■ Required work ■
Extract the full listing verbatim and drop any pictures from your copy.

■ The input ■
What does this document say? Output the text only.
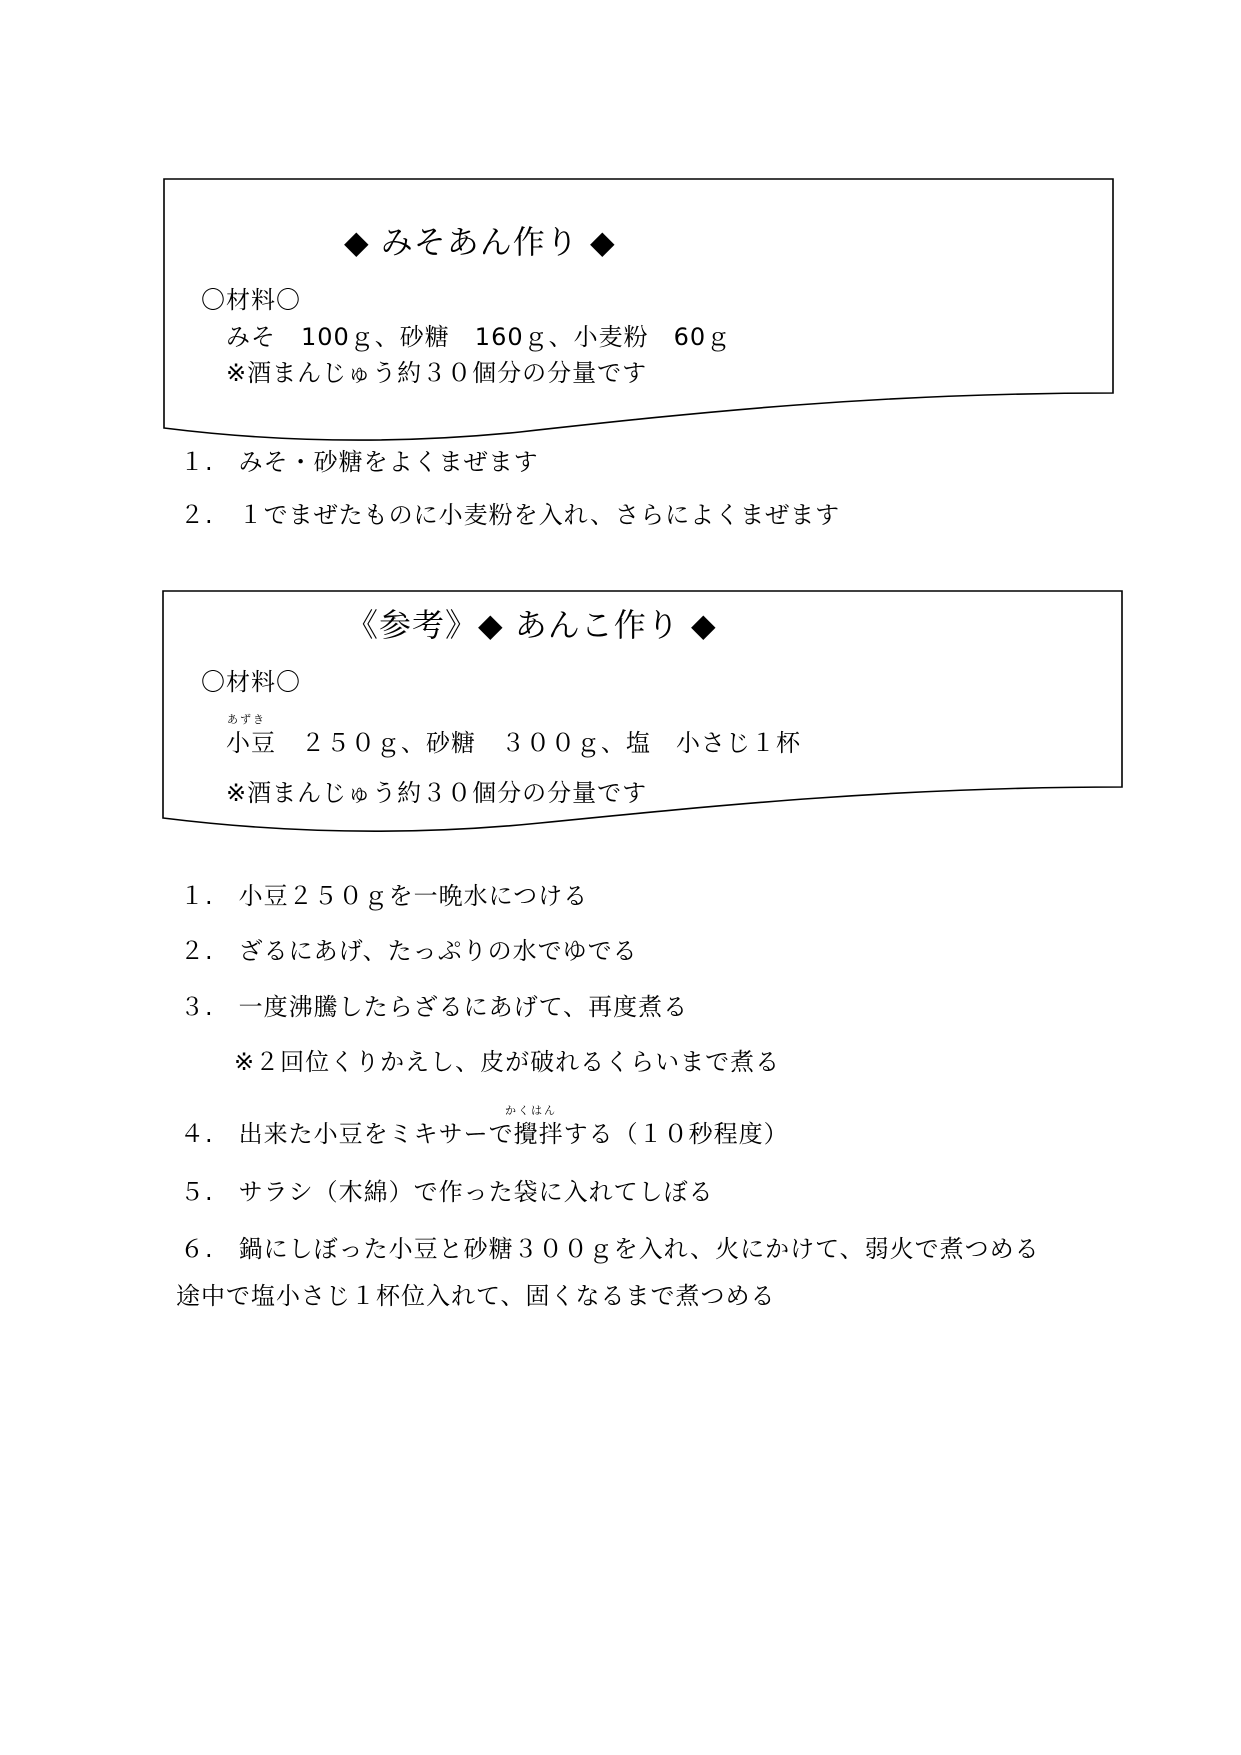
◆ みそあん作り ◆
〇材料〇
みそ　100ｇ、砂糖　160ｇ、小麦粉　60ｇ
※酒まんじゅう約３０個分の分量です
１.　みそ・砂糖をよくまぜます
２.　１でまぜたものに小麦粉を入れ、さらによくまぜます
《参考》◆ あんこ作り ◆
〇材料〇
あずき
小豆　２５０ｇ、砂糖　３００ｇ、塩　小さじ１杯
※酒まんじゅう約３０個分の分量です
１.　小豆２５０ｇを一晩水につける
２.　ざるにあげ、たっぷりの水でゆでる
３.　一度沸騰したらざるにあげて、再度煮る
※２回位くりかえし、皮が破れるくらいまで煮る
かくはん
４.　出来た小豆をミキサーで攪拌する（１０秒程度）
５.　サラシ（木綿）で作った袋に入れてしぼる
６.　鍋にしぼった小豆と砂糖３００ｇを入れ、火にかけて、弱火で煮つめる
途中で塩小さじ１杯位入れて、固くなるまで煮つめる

■ Final answer ■
What does this document say? Output the text only.
◆ みそあん作り ◆
〇材料〇
みそ　100ｇ、砂糖　160ｇ、小麦粉　60ｇ
※酒まんじゅう約３０個分の分量です
１.　みそ・砂糖をよくまぜます
２.　１でまぜたものに小麦粉を入れ、さらによくまぜます
《参考》◆ あんこ作り ◆
〇材料〇
あずき
小豆　２５０ｇ、砂糖　３００ｇ、塩　小さじ１杯
※酒まんじゅう約３０個分の分量です
１.　小豆２５０ｇを一晩水につける
２.　ざるにあげ、たっぷりの水でゆでる
３.　一度沸騰したらざるにあげて、再度煮る
※２回位くりかえし、皮が破れるくらいまで煮る
かくはん
４.　出来た小豆をミキサーで攪拌する（１０秒程度）
５.　サラシ（木綿）で作った袋に入れてしぼる
６.　鍋にしぼった小豆と砂糖３００ｇを入れ、火にかけて、弱火で煮つめる
途中で塩小さじ１杯位入れて、固くなるまで煮つめる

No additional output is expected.